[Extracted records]
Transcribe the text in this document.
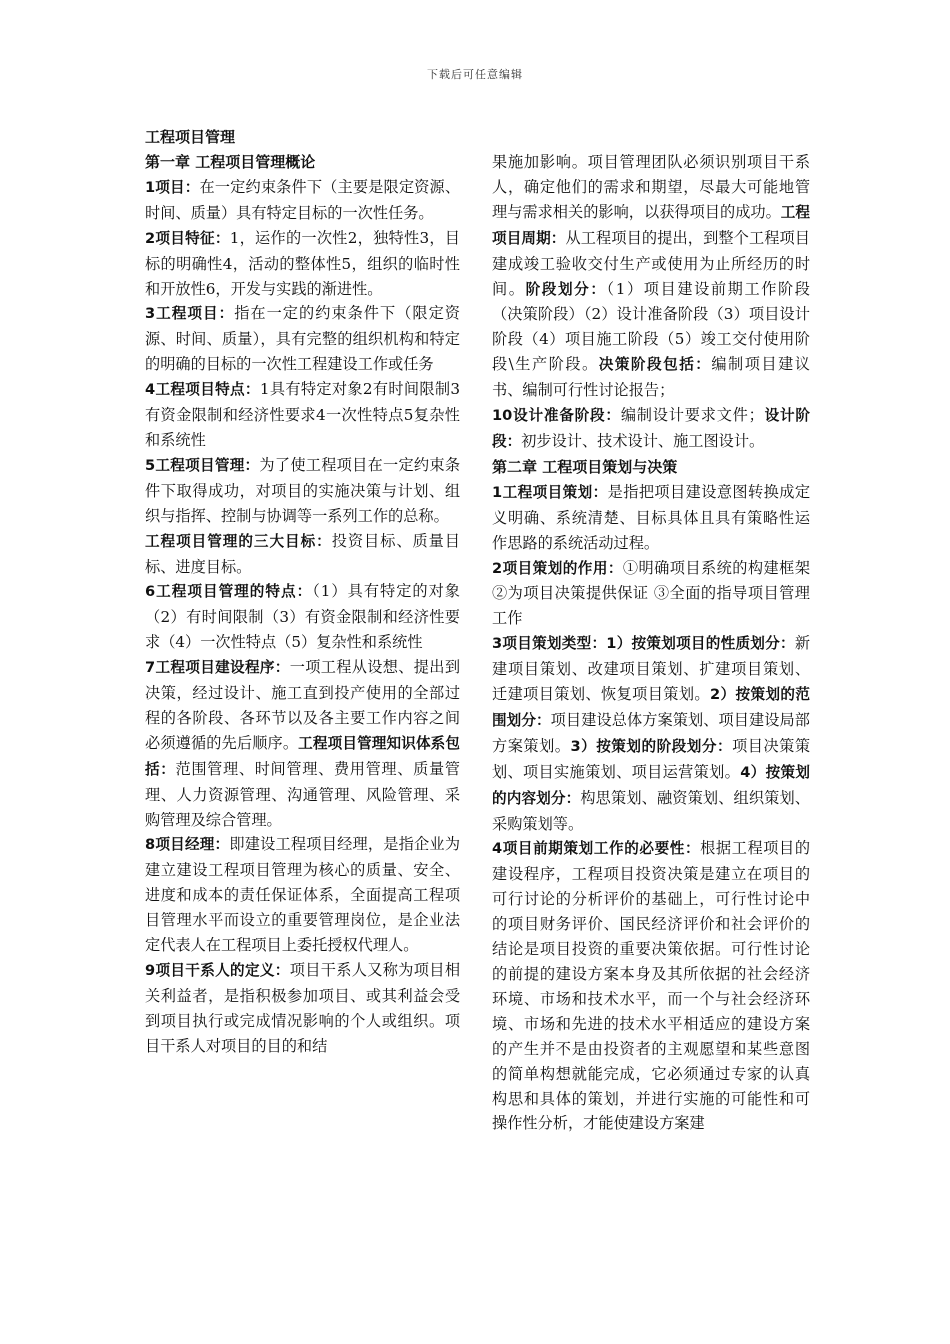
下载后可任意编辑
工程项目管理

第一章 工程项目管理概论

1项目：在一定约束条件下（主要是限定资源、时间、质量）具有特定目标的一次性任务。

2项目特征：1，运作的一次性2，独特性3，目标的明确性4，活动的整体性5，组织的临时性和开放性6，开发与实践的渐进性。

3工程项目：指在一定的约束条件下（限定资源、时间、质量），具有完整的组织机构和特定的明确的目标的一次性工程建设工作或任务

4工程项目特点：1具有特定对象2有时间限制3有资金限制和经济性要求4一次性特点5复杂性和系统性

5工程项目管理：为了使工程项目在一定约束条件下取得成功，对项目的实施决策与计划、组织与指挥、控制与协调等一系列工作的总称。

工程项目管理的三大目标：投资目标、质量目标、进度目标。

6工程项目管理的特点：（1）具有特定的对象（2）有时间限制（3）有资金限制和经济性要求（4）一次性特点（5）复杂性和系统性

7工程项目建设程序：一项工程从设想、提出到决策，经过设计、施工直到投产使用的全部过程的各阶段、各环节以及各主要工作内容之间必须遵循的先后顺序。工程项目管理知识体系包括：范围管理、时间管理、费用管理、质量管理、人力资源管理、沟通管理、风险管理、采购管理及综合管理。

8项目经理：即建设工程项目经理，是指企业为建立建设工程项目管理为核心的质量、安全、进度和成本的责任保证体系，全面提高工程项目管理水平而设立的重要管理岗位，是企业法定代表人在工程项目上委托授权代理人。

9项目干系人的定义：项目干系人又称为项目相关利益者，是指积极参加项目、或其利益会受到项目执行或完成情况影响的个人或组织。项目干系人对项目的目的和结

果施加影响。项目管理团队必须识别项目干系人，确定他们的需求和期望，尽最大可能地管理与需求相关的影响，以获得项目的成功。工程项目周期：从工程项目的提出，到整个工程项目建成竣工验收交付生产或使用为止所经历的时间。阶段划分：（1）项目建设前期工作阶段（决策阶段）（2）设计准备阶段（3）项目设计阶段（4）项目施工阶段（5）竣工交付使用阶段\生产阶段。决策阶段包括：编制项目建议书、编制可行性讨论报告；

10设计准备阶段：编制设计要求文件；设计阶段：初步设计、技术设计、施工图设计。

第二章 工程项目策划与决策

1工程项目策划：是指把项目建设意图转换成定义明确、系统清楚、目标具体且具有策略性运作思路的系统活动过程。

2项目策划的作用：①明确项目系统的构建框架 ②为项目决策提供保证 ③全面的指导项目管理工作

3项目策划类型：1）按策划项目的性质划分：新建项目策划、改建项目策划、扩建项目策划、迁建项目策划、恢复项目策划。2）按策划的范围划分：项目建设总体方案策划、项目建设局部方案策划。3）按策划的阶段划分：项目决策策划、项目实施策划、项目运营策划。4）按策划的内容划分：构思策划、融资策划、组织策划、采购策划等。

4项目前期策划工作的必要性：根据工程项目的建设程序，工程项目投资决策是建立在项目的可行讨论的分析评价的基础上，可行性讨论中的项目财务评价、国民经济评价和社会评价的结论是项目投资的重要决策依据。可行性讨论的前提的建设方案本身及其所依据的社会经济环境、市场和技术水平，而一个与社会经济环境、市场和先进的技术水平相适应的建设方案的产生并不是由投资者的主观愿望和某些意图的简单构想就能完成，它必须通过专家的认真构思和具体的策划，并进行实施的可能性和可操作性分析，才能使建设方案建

• **Do this**: Print out the material word for word, omitting the pictures.

• **Task solution**:
Transcribe the text in this document.
下载后可任意编辑
工程项目管理

第一章 工程项目管理概论

1项目：在一定约束条件下（主要是限定资源、时间、质量）具有特定目标的一次性任务。

2项目特征：1，运作的一次性2，独特性3，目标的明确性4，活动的整体性5，组织的临时性和开放性6，开发与实践的渐进性。

3工程项目：指在一定的约束条件下（限定资源、时间、质量），具有完整的组织机构和特定的明确的目标的一次性工程建设工作或任务

4工程项目特点：1具有特定对象2有时间限制3有资金限制和经济性要求4一次性特点5复杂性和系统性

5工程项目管理：为了使工程项目在一定约束条件下取得成功，对项目的实施决策与计划、组织与指挥、控制与协调等一系列工作的总称。

工程项目管理的三大目标：投资目标、质量目标、进度目标。

6工程项目管理的特点：（1）具有特定的对象（2）有时间限制（3）有资金限制和经济性要求（4）一次性特点（5）复杂性和系统性

7工程项目建设程序：一项工程从设想、提出到决策，经过设计、施工直到投产使用的全部过程的各阶段、各环节以及各主要工作内容之间必须遵循的先后顺序。工程项目管理知识体系包括：范围管理、时间管理、费用管理、质量管理、人力资源管理、沟通管理、风险管理、采购管理及综合管理。

8项目经理：即建设工程项目经理，是指企业为建立建设工程项目管理为核心的质量、安全、进度和成本的责任保证体系，全面提高工程项目管理水平而设立的重要管理岗位，是企业法定代表人在工程项目上委托授权代理人。

9项目干系人的定义：项目干系人又称为项目相关利益者，是指积极参加项目、或其利益会受到项目执行或完成情况影响的个人或组织。项目干系人对项目的目的和结

果施加影响。项目管理团队必须识别项目干系人，确定他们的需求和期望，尽最大可能地管理与需求相关的影响，以获得项目的成功。工程项目周期：从工程项目的提出，到整个工程项目建成竣工验收交付生产或使用为止所经历的时间。阶段划分：（1）项目建设前期工作阶段（决策阶段）（2）设计准备阶段（3）项目设计阶段（4）项目施工阶段（5）竣工交付使用阶段\生产阶段。决策阶段包括：编制项目建议书、编制可行性讨论报告；

10设计准备阶段：编制设计要求文件；设计阶段：初步设计、技术设计、施工图设计。

第二章 工程项目策划与决策

1工程项目策划：是指把项目建设意图转换成定义明确、系统清楚、目标具体且具有策略性运作思路的系统活动过程。

2项目策划的作用：①明确项目系统的构建框架 ②为项目决策提供保证 ③全面的指导项目管理工作

3项目策划类型：1）按策划项目的性质划分：新建项目策划、改建项目策划、扩建项目策划、迁建项目策划、恢复项目策划。2）按策划的范围划分：项目建设总体方案策划、项目建设局部方案策划。3）按策划的阶段划分：项目决策策划、项目实施策划、项目运营策划。4）按策划的内容划分：构思策划、融资策划、组织策划、采购策划等。

4项目前期策划工作的必要性：根据工程项目的建设程序，工程项目投资决策是建立在项目的可行讨论的分析评价的基础上，可行性讨论中的项目财务评价、国民经济评价和社会评价的结论是项目投资的重要决策依据。可行性讨论的前提的建设方案本身及其所依据的社会经济环境、市场和技术水平，而一个与社会经济环境、市场和先进的技术水平相适应的建设方案的产生并不是由投资者的主观愿望和某些意图的简单构想就能完成，它必须通过专家的认真构思和具体的策划，并进行实施的可能性和可操作性分析，才能使建设方案建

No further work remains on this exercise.